### The exercise
Search the material below for the string "owner" and list each line that holds it.
===== Excerpted records
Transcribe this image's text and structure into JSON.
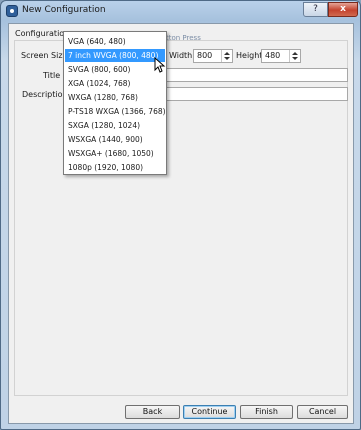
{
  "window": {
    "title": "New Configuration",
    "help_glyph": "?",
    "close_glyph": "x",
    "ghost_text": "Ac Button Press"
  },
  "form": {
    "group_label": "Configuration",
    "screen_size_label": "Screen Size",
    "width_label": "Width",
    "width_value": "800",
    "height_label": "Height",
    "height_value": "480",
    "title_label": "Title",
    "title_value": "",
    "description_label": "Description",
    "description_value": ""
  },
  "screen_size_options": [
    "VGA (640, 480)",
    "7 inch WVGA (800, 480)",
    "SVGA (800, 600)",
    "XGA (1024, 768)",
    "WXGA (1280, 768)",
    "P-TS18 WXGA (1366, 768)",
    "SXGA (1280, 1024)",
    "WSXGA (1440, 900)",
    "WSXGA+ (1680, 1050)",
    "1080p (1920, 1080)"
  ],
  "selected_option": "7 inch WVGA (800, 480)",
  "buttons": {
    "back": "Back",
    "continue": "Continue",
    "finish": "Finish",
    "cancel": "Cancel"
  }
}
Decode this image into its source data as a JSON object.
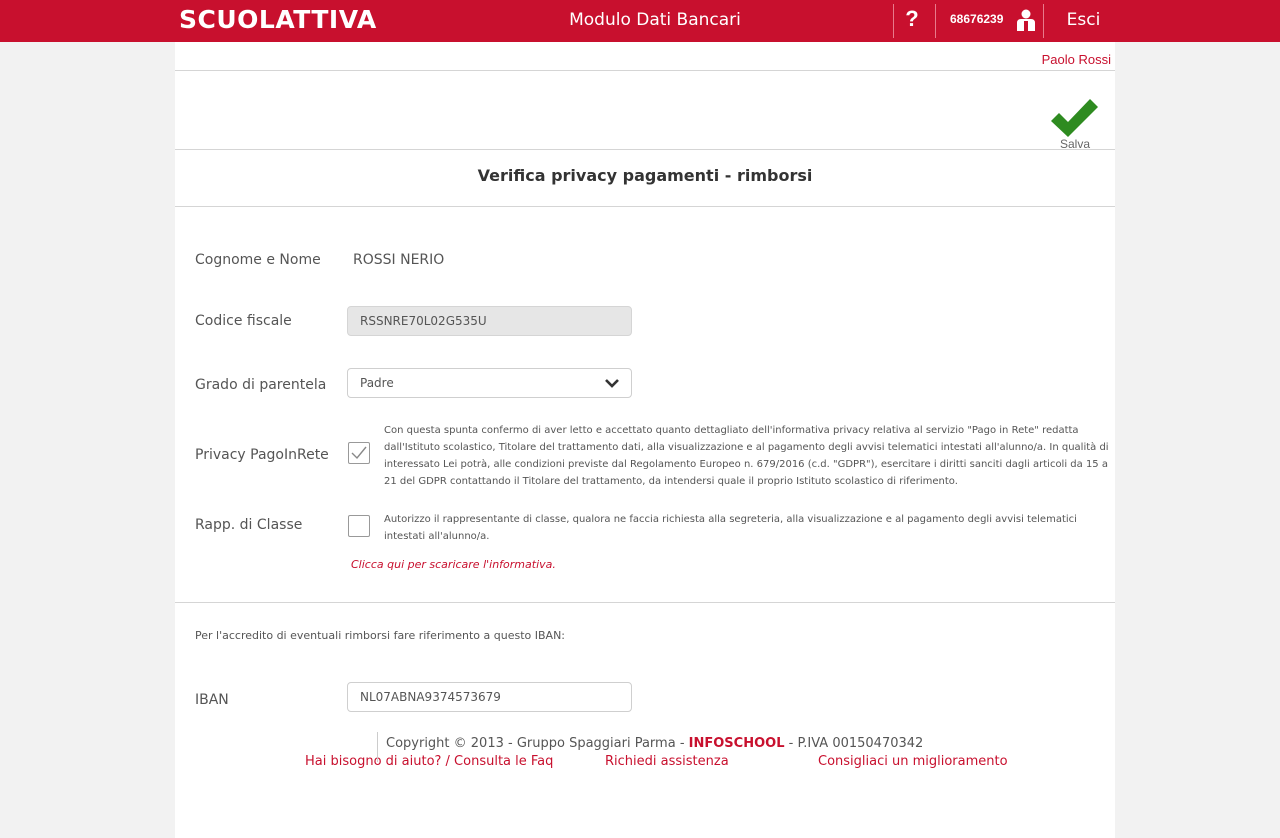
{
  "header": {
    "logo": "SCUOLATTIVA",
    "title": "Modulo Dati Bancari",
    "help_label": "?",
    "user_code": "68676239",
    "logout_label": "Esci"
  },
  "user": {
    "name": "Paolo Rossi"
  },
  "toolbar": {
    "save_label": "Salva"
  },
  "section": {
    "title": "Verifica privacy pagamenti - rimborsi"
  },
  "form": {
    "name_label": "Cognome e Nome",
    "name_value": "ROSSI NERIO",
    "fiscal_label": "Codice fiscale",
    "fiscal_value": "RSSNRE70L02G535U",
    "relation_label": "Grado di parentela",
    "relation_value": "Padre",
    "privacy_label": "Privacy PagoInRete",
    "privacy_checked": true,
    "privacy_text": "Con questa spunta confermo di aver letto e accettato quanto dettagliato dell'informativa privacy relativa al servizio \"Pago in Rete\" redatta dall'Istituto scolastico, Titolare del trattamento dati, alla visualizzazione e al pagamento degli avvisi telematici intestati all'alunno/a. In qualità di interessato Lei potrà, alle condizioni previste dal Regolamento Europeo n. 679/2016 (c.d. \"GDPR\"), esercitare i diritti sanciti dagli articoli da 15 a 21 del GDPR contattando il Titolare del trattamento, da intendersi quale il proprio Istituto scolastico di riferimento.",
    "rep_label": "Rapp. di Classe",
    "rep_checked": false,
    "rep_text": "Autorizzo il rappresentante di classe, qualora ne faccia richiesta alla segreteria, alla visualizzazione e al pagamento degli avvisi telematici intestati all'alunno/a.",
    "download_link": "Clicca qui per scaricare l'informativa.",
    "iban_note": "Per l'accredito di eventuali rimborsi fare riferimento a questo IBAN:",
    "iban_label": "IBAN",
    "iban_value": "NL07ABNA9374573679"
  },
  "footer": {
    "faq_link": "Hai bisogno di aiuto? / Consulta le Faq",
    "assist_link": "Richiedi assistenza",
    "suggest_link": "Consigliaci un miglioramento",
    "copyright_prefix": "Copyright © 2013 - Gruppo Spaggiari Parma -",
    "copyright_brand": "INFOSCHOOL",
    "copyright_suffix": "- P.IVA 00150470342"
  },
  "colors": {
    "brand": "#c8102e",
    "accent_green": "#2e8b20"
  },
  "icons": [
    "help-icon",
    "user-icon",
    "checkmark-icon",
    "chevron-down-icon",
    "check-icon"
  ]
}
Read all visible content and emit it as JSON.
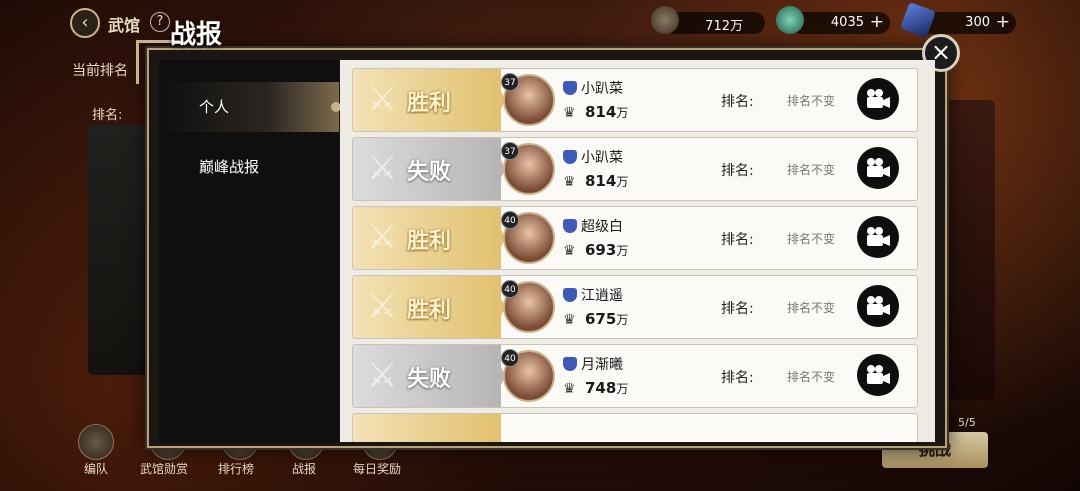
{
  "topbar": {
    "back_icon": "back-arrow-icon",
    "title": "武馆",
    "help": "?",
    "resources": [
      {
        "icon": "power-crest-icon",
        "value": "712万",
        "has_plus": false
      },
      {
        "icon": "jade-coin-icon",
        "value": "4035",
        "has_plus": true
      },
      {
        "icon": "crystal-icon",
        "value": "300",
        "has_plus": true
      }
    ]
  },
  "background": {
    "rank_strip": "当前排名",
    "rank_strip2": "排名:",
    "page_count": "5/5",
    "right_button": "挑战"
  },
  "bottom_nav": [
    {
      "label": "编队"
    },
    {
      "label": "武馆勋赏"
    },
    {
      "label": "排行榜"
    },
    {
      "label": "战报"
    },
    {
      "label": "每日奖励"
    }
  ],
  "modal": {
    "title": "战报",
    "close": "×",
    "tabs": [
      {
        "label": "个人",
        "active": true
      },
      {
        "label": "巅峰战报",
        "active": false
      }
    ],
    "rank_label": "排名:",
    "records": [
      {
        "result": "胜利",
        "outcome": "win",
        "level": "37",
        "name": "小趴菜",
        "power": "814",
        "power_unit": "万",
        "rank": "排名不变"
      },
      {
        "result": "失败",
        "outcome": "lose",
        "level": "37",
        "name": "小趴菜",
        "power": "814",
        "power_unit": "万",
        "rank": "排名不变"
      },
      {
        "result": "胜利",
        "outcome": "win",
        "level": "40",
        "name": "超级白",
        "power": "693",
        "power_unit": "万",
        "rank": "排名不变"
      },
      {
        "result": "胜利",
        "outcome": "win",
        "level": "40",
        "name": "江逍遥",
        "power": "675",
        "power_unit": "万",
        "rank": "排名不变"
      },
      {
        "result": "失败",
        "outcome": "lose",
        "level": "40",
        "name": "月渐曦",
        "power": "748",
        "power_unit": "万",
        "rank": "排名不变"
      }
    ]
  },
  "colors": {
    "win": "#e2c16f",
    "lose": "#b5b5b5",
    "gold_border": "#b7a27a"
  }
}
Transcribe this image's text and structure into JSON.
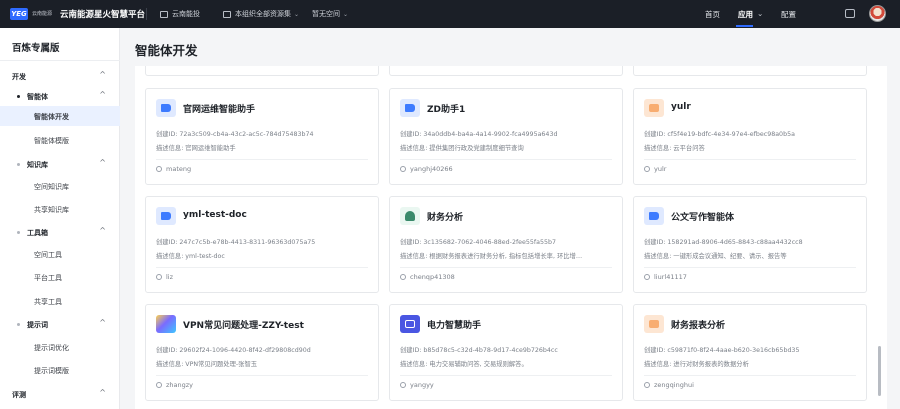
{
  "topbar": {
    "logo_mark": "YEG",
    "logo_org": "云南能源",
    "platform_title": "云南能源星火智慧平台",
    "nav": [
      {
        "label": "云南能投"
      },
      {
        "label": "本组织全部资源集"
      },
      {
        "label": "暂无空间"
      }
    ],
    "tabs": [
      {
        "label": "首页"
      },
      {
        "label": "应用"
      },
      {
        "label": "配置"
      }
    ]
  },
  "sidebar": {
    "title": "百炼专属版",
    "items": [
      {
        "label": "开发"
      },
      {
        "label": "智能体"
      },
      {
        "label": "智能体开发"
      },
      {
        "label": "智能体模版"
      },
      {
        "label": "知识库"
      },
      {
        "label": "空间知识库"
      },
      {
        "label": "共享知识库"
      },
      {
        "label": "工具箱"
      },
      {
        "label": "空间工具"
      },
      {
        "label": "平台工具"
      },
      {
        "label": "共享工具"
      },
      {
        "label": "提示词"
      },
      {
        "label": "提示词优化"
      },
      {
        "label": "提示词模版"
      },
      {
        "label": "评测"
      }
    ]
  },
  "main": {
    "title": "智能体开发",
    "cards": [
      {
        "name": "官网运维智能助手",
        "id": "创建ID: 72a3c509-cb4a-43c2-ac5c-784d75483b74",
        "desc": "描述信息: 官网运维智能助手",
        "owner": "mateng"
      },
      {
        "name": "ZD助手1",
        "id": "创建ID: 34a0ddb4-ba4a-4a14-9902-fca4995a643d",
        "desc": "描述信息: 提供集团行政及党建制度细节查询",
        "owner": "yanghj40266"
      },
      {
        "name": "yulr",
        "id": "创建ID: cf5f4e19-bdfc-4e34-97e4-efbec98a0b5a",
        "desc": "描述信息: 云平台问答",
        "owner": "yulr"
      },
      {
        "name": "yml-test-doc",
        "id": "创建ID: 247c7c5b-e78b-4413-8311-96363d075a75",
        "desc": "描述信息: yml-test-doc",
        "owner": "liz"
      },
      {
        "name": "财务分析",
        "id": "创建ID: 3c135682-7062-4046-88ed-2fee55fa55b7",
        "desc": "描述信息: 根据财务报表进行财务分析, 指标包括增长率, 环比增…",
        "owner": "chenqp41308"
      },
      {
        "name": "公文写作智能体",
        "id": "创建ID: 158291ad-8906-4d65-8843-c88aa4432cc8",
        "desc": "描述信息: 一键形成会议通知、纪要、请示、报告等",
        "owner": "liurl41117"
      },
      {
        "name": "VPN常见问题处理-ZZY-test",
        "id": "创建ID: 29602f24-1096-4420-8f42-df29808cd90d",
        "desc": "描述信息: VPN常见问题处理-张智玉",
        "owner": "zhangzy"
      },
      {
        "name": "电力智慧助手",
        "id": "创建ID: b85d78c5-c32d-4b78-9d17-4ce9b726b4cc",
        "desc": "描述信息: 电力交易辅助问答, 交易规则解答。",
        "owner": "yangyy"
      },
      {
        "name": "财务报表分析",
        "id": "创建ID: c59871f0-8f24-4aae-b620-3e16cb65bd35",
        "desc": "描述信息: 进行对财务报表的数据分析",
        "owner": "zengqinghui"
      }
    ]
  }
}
==========
### Exercise output
        "owner": "mateng"
        "owner": "yanghj40266"
        "owner": "yulr"
        "owner": "liz"
        "owner": "chenqp41308"
        "owner": "liurl41117"
        "owner": "zhangzy"
        "owner": "yangyy"
        "owner": "zengqinghui"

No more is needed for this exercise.